(Recorded data)
____

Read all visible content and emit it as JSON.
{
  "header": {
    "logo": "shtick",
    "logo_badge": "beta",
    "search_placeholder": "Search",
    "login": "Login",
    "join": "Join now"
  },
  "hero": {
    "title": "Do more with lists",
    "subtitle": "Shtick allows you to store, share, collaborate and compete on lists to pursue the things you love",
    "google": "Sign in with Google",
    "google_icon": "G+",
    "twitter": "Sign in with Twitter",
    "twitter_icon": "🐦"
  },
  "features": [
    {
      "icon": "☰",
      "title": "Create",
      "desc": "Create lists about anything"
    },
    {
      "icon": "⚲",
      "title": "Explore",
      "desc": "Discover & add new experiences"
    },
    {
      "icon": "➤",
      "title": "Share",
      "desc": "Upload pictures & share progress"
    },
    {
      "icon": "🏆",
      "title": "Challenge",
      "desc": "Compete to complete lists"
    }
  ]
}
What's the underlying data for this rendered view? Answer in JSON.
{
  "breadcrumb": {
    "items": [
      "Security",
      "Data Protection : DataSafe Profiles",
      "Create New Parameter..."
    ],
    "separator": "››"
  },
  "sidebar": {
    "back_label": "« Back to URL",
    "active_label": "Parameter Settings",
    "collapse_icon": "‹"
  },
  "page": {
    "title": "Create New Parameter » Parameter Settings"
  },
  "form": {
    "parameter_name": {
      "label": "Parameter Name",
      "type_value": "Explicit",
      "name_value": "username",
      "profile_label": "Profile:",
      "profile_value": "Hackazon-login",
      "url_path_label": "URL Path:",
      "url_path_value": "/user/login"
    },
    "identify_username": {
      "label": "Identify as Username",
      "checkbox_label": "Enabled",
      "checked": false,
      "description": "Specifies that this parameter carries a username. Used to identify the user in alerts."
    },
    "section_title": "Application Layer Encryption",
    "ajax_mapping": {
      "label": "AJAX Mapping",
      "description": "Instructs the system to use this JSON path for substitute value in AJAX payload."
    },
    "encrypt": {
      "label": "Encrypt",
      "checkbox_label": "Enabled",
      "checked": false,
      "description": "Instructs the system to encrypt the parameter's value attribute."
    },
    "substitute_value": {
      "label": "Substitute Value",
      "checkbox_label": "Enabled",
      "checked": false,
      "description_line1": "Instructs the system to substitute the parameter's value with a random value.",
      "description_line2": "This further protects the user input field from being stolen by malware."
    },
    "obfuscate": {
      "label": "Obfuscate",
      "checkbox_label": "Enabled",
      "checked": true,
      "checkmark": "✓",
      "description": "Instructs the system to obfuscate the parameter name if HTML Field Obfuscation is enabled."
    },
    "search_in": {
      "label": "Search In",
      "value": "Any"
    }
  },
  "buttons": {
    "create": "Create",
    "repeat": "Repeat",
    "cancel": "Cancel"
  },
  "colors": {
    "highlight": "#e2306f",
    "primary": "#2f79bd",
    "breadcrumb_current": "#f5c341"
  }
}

____

The records above must be repeated exactly, every one of them.

* Finished task
Read all visible content and emit it as JSON.
{
  "header": {
    "logo": "shtick",
    "logo_badge": "beta",
    "search_placeholder": "Search",
    "login": "Login",
    "join": "Join now"
  },
  "hero": {
    "title": "Do more with lists",
    "subtitle": "Shtick allows you to store, share, collaborate and compete on lists to pursue the things you love",
    "google": "Sign in with Google",
    "google_icon": "G+",
    "twitter": "Sign in with Twitter",
    "twitter_icon": "🐦"
  },
  "features": [
    {
      "icon": "☰",
      "title": "Create",
      "desc": "Create lists about anything"
    },
    {
      "icon": "⚲",
      "title": "Explore",
      "desc": "Discover & add new experiences"
    },
    {
      "icon": "➤",
      "title": "Share",
      "desc": "Upload pictures & share progress"
    },
    {
      "icon": "🏆",
      "title": "Challenge",
      "desc": "Compete to complete lists"
    }
  ]
}
What's the underlying data for this rendered view? Answer in JSON.
{
  "breadcrumb": {
    "items": [
      "Security",
      "Data Protection : DataSafe Profiles",
      "Create New Parameter..."
    ],
    "separator": "››"
  },
  "sidebar": {
    "back_label": "« Back to URL",
    "active_label": "Parameter Settings",
    "collapse_icon": "‹"
  },
  "page": {
    "title": "Create New Parameter » Parameter Settings"
  },
  "form": {
    "parameter_name": {
      "label": "Parameter Name",
      "type_value": "Explicit",
      "name_value": "username",
      "profile_label": "Profile:",
      "profile_value": "Hackazon-login",
      "url_path_label": "URL Path:",
      "url_path_value": "/user/login"
    },
    "identify_username": {
      "label": "Identify as Username",
      "checkbox_label": "Enabled",
      "checked": false,
      "description": "Specifies that this parameter carries a username. Used to identify the user in alerts."
    },
    "section_title": "Application Layer Encryption",
    "ajax_mapping": {
      "label": "AJAX Mapping",
      "description": "Instructs the system to use this JSON path for substitute value in AJAX payload."
    },
    "encrypt": {
      "label": "Encrypt",
      "checkbox_label": "Enabled",
      "checked": false,
      "description": "Instructs the system to encrypt the parameter's value attribute."
    },
    "substitute_value": {
      "label": "Substitute Value",
      "checkbox_label": "Enabled",
      "checked": false,
      "description_line1": "Instructs the system to substitute the parameter's value with a random value.",
      "description_line2": "This further protects the user input field from being stolen by malware."
    },
    "obfuscate": {
      "label": "Obfuscate",
      "checkbox_label": "Enabled",
      "checked": true,
      "checkmark": "✓",
      "description": "Instructs the system to obfuscate the parameter name if HTML Field Obfuscation is enabled."
    },
    "search_in": {
      "label": "Search In",
      "value": "Any"
    }
  },
  "buttons": {
    "create": "Create",
    "repeat": "Repeat",
    "cancel": "Cancel"
  },
  "colors": {
    "highlight": "#e2306f",
    "primary": "#2f79bd",
    "breadcrumb_current": "#f5c341"
  }
}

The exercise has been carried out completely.